--- Problem description ---
Switch every instance of "flow arrow" in the items to "direction arrow" and write out all the lines again with nothing else altered. Omit the pictures from your answer.

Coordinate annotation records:
_ _ _ _ _
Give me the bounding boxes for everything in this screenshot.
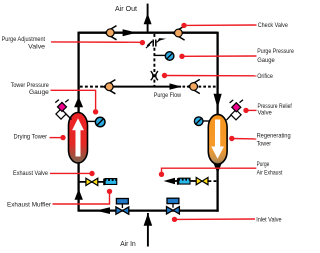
purge pressure gauge	[154, 52, 174, 61]
svg-text:Purge Flow: Purge Flow	[154, 92, 182, 99]
svg-text:Inlet Valve: Inlet Valve	[256, 216, 282, 223]
svg-text:Check Valve: Check Valve	[258, 22, 289, 29]
label: Inlet Valve	[172, 216, 282, 223]
orifice	[151, 71, 158, 80]
svg-text:Gauge: Gauge	[29, 89, 49, 96]
svg-text:Air In: Air In	[120, 241, 136, 248]
svg-text:Drying Tower: Drying Tower	[14, 134, 48, 141]
svg-text:Exhaust Muffler: Exhaust Muffler	[7, 201, 51, 208]
drying tower T1	[69, 113, 88, 164]
tower pressure gauge (left tower)	[87, 117, 105, 127]
purge air muffler	[178, 178, 191, 185]
label: Exhaust Valve	[13, 170, 95, 177]
wire: purge flow dashed right segment	[199, 86, 217, 88]
inlet valve V1 (left, blue)	[116, 199, 129, 215]
purge air exhaust wire	[174, 180, 179, 182]
svg-text:Exhaust Valve: Exhaust Valve	[13, 170, 48, 177]
check valve CV1 top left	[105, 26, 117, 40]
node: air in line	[120, 213, 152, 248]
pressure relief valve (left tower)	[55, 100, 71, 120]
wire: bottom pipe	[78, 209, 219, 211]
label: Purge Pressure Gauge	[179, 48, 294, 64]
label: Tower Pressure Gauge	[11, 82, 99, 115]
wire muffler to purge valve	[191, 180, 197, 182]
svg-text:Valve: Valve	[28, 44, 46, 51]
pressure relief valve (right tower)	[227, 100, 244, 120]
wire: purge flow dashed left segment	[80, 86, 104, 88]
flow arrow up on left pipe	[74, 97, 83, 108]
wire: top pipe	[79, 32, 217, 34]
wire: purge flow solid segment	[112, 86, 181, 88]
label: Regenerating Tower	[229, 133, 291, 148]
node: air out line	[115, 4, 152, 33]
check valve CV2 top right	[173, 26, 185, 40]
check valve CV3 purge row left	[104, 80, 116, 94]
svg-text:Gauge: Gauge	[257, 57, 275, 64]
wire: right vertical pipe upper	[216, 32, 218, 115]
label: Drying Tower	[14, 134, 66, 141]
svg-text:Air Exhaust: Air Exhaust	[257, 169, 283, 176]
exhaust muffler	[104, 178, 117, 185]
wire: right vertical pipe lower	[216, 162, 218, 212]
svg-text:Regenerating: Regenerating	[257, 133, 291, 140]
purge exhaust valve (yellow)	[196, 177, 208, 184]
label: Exhaust Muffler	[7, 189, 112, 209]
exhaust valve branch wire	[80, 181, 106, 183]
flow arrow down on right pipe above tower	[214, 94, 222, 109]
flow arrow right on top pipe	[123, 29, 137, 36]
gauge on regenerating tower	[194, 117, 209, 126]
exhaust valve (yellow)	[86, 178, 98, 185]
wire: purge adjust dashed vertical	[153, 34, 155, 37]
svg-text:Tower: Tower	[257, 140, 271, 147]
svg-text:Purge: Purge	[257, 161, 270, 168]
label: Check Valve	[181, 22, 288, 29]
svg-text:Air Out: Air Out	[115, 6, 137, 13]
label: Orifice	[162, 73, 274, 80]
wire: left vertical pipe upper	[77, 32, 79, 114]
svg-text:Purge Pressure: Purge Pressure	[257, 48, 294, 55]
purge air exhaust arrow (left pointing)	[164, 178, 175, 185]
label: Purge Adjustment Valve	[2, 36, 146, 50]
svg-text:Orifice: Orifice	[257, 73, 273, 80]
purge adjustment valve symbol	[146, 38, 166, 48]
label: Purge Air Exhaust	[159, 161, 283, 177]
inlet valve V2 (right, blue)	[167, 198, 180, 214]
flow arrow right on purge flow line	[170, 83, 182, 89]
wire purge valve to pipe dashed	[209, 180, 218, 182]
label: Pressure Relief Valve	[243, 103, 292, 116]
svg-text:Valve: Valve	[258, 109, 273, 116]
wire: left vertical pipe lower	[77, 162, 79, 212]
check valve CV4 purge row right	[188, 79, 200, 93]
svg-text:Purge Adjustment: Purge Adjustment	[2, 36, 46, 43]
wire: purge flow dashed mid segment	[183, 86, 189, 88]
regenerating tower T2	[208, 114, 227, 164]
flow arrow up on left lower pipe	[75, 189, 83, 200]
flow arrow left on bottom pipe	[96, 207, 110, 214]
flow arrow down on right pipe below tower	[214, 164, 222, 174]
_ _ _ _ _
--- Answer to the problem ---
Give me the bounding boxes for everything in this screenshot.
purge pressure gauge	[154, 52, 174, 61]
svg-text:Purge Flow: Purge Flow	[154, 92, 182, 99]
svg-text:Inlet Valve: Inlet Valve	[256, 216, 282, 223]
svg-text:Check Valve: Check Valve	[258, 22, 289, 29]
label: Inlet Valve	[172, 216, 282, 223]
orifice	[151, 71, 158, 80]
svg-text:Gauge: Gauge	[29, 89, 49, 96]
svg-text:Air In: Air In	[120, 241, 136, 248]
svg-text:Drying Tower: Drying Tower	[14, 134, 48, 141]
svg-text:Exhaust Muffler: Exhaust Muffler	[7, 201, 51, 208]
drying tower T1	[69, 113, 88, 164]
tower pressure gauge (left tower)	[87, 117, 105, 127]
purge air muffler	[178, 178, 191, 185]
label: Exhaust Valve	[13, 170, 95, 177]
wire: purge flow dashed right segment	[199, 86, 217, 88]
inlet valve V1 (left, blue)	[116, 199, 129, 215]
purge air exhaust wire	[174, 180, 179, 182]
svg-text:Exhaust Valve: Exhaust Valve	[13, 170, 48, 177]
check valve CV1 top left	[105, 26, 117, 40]
node: air in line	[120, 213, 152, 248]
pressure relief valve (left tower)	[55, 100, 71, 120]
wire: bottom pipe	[78, 209, 219, 211]
label: Purge Pressure Gauge	[179, 48, 294, 64]
label: Tower Pressure Gauge	[11, 82, 99, 115]
wire muffler to purge valve	[191, 180, 197, 182]
svg-text:Valve: Valve	[28, 44, 46, 51]
pressure relief valve (right tower)	[227, 100, 244, 120]
wire: purge flow dashed left segment	[80, 86, 104, 88]
direction arrow up on left pipe	[74, 97, 83, 108]
wire: top pipe	[79, 32, 217, 34]
wire: purge flow solid segment	[112, 86, 181, 88]
label: Regenerating Tower	[229, 133, 291, 148]
node: air out line	[115, 4, 152, 33]
check valve CV2 top right	[173, 26, 185, 40]
check valve CV3 purge row left	[104, 80, 116, 94]
svg-text:Gauge: Gauge	[257, 57, 275, 64]
wire: right vertical pipe upper	[216, 32, 218, 115]
label: Drying Tower	[14, 134, 66, 141]
svg-text:Air Exhaust: Air Exhaust	[257, 169, 283, 176]
exhaust muffler	[104, 178, 117, 185]
wire: right vertical pipe lower	[216, 162, 218, 212]
svg-text:Regenerating: Regenerating	[257, 133, 291, 140]
purge exhaust valve (yellow)	[196, 177, 208, 184]
label: Exhaust Muffler	[7, 189, 112, 209]
exhaust valve branch wire	[80, 181, 106, 183]
direction arrow down on right pipe above tower	[214, 94, 222, 109]
direction arrow right on top pipe	[123, 29, 137, 36]
gauge on regenerating tower	[194, 117, 209, 126]
exhaust valve (yellow)	[86, 178, 98, 185]
wire: purge adjust dashed vertical	[153, 34, 155, 37]
svg-text:Tower: Tower	[257, 140, 271, 147]
svg-text:Purge: Purge	[257, 161, 270, 168]
label: Check Valve	[181, 22, 288, 29]
svg-text:Air Out: Air Out	[115, 6, 137, 13]
label: Orifice	[162, 73, 274, 80]
wire: left vertical pipe upper	[77, 32, 79, 114]
svg-text:Purge Pressure: Purge Pressure	[257, 48, 294, 55]
purge air exhaust arrow (left pointing)	[164, 178, 175, 185]
label: Purge Adjustment Valve	[2, 36, 146, 50]
svg-text:Orifice: Orifice	[257, 73, 273, 80]
purge adjustment valve symbol	[146, 38, 166, 48]
label: Purge Air Exhaust	[159, 161, 283, 177]
inlet valve V2 (right, blue)	[167, 198, 180, 214]
direction arrow right on purge flow line	[170, 83, 182, 89]
wire purge valve to pipe dashed	[209, 180, 218, 182]
label: Pressure Relief Valve	[243, 103, 292, 116]
svg-text:Valve: Valve	[258, 109, 273, 116]
wire: left vertical pipe lower	[77, 162, 79, 212]
check valve CV4 purge row right	[188, 79, 200, 93]
svg-text:Purge Adjustment: Purge Adjustment	[2, 36, 46, 43]
wire: purge flow dashed mid segment	[183, 86, 189, 88]
regenerating tower T2	[208, 114, 227, 164]
direction arrow up on left lower pipe	[75, 189, 83, 200]
direction arrow left on bottom pipe	[96, 207, 110, 214]
direction arrow down on right pipe below tower	[214, 164, 222, 174]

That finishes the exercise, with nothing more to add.